§ OBJECTIVE
Check every line of the material below for the string "after", and return the ones that have it.

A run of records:

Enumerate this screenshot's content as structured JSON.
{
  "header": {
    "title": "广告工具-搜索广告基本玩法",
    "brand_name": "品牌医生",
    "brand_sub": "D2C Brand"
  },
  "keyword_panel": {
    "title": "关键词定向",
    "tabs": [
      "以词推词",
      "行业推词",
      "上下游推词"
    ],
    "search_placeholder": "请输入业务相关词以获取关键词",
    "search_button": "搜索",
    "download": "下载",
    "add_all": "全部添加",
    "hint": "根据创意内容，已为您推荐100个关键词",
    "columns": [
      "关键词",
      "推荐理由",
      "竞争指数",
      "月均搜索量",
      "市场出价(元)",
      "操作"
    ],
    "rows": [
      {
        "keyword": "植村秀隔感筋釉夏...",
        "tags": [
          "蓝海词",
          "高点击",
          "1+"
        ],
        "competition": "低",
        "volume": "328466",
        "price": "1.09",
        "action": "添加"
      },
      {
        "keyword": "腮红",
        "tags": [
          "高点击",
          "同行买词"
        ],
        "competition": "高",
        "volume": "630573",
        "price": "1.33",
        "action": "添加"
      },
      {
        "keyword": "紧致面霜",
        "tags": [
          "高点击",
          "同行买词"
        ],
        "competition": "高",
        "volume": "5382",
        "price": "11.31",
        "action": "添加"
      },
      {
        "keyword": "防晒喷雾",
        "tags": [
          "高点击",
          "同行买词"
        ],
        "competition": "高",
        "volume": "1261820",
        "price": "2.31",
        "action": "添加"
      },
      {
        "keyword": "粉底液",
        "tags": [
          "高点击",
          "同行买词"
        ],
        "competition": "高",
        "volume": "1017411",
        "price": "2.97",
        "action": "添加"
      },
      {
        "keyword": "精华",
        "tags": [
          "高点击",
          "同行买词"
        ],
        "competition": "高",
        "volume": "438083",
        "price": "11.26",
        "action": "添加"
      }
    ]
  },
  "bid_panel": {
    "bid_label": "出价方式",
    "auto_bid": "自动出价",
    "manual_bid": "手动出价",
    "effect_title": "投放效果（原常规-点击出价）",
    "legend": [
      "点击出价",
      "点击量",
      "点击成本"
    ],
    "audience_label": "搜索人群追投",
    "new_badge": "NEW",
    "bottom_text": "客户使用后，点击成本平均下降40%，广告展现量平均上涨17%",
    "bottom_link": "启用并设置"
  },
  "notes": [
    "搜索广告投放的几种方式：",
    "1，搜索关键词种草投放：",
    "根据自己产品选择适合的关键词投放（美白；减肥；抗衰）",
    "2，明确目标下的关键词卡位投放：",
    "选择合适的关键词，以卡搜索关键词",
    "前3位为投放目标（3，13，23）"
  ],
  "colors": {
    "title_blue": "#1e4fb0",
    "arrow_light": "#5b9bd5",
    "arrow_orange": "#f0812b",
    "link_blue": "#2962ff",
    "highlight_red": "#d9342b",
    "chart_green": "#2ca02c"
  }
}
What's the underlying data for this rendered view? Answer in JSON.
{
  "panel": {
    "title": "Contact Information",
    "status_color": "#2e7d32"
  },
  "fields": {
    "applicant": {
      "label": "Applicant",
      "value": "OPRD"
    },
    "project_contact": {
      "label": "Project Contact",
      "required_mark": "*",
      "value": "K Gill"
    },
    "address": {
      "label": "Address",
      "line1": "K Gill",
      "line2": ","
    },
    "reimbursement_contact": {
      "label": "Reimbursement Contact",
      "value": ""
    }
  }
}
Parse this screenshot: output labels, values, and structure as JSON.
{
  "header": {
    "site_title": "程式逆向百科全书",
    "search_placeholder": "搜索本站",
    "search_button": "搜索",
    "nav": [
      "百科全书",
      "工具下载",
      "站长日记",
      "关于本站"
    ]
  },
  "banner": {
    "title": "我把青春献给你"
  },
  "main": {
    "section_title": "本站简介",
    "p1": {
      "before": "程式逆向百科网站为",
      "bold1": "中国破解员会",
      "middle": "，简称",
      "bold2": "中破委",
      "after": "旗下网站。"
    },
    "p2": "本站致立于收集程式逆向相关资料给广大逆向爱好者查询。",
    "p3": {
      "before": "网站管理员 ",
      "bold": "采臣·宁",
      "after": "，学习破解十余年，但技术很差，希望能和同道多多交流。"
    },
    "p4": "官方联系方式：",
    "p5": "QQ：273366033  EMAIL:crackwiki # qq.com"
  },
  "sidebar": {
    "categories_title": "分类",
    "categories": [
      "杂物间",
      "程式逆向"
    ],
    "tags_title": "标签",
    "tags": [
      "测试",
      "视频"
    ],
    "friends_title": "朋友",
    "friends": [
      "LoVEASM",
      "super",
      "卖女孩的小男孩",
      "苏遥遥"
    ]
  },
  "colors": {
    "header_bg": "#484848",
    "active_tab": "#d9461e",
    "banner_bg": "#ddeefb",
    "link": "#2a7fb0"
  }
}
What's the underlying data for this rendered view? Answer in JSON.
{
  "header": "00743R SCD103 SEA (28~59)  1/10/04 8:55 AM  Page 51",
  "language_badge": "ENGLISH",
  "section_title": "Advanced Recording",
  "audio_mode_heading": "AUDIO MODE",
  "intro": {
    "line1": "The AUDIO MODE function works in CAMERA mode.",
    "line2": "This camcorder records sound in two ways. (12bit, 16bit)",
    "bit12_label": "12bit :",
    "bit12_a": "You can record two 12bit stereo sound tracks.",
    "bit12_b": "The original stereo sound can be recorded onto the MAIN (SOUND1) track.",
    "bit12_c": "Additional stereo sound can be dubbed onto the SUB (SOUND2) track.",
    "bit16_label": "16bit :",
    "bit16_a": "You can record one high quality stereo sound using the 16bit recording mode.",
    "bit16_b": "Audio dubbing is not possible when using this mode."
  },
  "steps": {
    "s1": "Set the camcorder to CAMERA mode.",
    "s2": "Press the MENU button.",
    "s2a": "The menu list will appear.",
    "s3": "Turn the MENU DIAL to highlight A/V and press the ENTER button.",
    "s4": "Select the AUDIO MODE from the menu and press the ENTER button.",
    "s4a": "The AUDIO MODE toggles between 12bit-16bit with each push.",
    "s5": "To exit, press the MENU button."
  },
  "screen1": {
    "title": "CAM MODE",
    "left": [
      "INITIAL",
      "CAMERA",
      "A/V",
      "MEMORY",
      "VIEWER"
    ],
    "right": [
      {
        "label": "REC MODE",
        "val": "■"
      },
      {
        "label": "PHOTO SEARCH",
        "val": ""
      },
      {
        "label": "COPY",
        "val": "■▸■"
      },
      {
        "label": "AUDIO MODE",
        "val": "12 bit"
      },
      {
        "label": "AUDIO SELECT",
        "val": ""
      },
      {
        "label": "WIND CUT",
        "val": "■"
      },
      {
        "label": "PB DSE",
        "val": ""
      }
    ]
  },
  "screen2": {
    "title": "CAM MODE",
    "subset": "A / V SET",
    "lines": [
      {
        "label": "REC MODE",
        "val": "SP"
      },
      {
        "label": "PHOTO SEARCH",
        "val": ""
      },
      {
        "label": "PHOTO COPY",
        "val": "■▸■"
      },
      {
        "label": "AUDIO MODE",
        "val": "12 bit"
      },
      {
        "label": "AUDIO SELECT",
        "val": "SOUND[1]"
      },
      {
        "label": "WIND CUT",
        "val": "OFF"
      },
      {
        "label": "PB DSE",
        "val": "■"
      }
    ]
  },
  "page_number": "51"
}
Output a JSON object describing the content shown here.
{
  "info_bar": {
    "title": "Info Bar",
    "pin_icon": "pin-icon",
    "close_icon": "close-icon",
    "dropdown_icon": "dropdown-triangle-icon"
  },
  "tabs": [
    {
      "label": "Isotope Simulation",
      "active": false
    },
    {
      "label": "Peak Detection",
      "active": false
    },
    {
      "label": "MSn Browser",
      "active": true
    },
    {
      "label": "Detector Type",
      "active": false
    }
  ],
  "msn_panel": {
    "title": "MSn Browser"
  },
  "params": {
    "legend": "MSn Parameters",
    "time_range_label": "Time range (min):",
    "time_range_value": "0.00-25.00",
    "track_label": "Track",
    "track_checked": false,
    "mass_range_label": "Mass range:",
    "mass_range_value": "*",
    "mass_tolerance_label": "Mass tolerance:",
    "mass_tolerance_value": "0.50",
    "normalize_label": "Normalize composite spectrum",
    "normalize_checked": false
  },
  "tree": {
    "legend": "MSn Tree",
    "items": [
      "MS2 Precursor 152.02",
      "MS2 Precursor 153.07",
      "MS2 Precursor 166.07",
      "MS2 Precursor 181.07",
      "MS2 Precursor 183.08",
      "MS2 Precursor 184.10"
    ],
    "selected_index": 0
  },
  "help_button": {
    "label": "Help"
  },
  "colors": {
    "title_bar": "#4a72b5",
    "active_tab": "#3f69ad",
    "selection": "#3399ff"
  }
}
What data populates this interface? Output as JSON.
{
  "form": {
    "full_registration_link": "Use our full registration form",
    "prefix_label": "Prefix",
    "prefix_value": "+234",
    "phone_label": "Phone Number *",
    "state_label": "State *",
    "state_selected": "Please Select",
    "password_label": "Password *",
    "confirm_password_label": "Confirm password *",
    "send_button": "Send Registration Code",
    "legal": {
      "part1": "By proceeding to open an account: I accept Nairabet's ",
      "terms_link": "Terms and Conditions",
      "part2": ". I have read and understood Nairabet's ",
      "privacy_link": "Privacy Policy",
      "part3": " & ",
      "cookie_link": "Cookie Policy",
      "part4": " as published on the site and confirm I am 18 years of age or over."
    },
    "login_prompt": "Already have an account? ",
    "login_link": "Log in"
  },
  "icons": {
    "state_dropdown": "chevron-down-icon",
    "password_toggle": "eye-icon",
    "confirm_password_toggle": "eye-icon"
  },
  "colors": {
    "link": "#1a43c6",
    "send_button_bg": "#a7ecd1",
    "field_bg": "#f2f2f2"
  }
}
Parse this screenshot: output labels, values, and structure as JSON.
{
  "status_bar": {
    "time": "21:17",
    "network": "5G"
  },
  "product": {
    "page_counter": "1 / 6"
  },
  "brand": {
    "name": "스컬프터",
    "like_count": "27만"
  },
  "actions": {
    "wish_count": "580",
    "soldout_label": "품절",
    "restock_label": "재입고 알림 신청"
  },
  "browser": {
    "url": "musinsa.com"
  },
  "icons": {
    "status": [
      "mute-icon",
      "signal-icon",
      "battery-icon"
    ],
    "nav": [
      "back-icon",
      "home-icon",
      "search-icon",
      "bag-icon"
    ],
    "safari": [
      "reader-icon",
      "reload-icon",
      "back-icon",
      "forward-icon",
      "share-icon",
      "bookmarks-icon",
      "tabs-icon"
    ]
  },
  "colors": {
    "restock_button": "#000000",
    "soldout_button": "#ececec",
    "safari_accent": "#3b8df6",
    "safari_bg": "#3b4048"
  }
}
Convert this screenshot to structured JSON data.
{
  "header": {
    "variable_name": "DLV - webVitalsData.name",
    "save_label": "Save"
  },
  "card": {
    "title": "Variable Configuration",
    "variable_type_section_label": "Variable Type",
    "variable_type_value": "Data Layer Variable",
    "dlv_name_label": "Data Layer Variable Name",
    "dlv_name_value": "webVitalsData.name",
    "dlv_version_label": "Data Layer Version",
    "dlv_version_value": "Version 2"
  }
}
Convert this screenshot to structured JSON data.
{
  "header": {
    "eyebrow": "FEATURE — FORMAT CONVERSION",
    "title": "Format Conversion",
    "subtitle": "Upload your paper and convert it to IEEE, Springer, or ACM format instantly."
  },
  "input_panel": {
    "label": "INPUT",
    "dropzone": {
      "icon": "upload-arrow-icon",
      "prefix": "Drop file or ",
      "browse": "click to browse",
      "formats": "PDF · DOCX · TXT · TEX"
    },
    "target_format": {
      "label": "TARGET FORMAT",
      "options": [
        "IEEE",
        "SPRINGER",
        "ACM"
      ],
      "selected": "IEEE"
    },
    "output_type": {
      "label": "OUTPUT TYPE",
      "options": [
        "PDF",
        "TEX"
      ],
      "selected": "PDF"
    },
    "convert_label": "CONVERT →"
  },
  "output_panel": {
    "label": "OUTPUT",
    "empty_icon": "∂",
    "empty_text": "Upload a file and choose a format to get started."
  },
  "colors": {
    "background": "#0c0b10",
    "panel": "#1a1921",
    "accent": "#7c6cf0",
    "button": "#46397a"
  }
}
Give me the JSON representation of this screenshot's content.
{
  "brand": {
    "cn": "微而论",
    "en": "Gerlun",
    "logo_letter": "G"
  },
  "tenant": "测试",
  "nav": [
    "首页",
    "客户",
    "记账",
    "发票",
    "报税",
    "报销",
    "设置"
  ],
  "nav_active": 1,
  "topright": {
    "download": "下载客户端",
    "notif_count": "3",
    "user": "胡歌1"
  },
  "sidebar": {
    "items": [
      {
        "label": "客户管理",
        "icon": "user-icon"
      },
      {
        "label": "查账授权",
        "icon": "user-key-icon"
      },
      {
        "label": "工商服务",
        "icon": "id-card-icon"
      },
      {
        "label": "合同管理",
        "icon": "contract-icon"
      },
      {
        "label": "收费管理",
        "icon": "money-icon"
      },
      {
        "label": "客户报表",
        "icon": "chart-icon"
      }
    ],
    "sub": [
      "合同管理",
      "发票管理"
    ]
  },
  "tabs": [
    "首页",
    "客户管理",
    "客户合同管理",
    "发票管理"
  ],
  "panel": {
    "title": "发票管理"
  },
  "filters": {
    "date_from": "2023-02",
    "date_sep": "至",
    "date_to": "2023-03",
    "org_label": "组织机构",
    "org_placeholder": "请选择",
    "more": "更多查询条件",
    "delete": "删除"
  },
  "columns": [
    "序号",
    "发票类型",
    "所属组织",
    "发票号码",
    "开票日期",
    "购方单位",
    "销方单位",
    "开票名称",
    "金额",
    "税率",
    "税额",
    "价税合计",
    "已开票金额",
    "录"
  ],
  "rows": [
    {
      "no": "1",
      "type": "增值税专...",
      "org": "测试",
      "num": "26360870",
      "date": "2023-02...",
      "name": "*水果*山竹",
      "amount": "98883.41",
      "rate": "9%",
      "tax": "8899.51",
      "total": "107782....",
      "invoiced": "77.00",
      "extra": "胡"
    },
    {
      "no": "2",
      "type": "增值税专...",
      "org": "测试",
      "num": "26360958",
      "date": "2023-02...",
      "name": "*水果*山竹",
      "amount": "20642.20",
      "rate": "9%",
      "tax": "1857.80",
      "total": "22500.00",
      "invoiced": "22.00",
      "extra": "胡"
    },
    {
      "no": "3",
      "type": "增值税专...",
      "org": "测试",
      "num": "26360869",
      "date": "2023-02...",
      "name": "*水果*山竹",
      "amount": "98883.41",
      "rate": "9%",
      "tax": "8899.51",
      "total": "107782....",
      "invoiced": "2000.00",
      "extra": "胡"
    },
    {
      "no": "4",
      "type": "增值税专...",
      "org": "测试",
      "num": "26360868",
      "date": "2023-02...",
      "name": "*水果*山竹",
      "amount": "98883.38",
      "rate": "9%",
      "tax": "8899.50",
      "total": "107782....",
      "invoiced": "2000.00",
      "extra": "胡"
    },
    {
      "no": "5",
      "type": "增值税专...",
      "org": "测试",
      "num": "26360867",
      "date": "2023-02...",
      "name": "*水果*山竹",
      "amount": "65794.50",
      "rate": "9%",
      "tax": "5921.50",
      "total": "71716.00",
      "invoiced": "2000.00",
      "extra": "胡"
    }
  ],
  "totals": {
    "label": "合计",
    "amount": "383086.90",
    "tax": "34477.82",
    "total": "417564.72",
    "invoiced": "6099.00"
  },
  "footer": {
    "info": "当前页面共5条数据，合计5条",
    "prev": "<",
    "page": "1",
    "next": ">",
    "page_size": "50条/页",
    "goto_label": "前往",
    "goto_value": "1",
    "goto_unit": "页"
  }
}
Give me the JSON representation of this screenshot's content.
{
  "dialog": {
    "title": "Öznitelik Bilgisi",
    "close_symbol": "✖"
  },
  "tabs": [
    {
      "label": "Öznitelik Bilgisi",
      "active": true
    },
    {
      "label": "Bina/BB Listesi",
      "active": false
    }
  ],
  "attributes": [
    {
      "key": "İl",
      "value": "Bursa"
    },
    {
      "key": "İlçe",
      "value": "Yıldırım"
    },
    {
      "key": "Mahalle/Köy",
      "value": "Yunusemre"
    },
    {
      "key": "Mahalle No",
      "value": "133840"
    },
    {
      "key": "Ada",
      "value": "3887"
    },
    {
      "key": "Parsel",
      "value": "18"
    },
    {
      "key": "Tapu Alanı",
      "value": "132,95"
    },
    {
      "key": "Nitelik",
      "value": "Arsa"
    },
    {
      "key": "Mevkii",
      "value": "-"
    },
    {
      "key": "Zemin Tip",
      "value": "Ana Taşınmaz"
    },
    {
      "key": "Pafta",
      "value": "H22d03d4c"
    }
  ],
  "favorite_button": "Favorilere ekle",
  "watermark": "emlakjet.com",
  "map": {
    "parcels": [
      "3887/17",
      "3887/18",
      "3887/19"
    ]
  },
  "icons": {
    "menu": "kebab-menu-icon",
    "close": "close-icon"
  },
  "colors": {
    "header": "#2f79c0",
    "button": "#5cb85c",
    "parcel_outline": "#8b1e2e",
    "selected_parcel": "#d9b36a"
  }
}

§ TASK RESULT
      "after": "旗下网站。"
      "after": "，学习破解十余年，但技术很差，希望能和同道多多交流。"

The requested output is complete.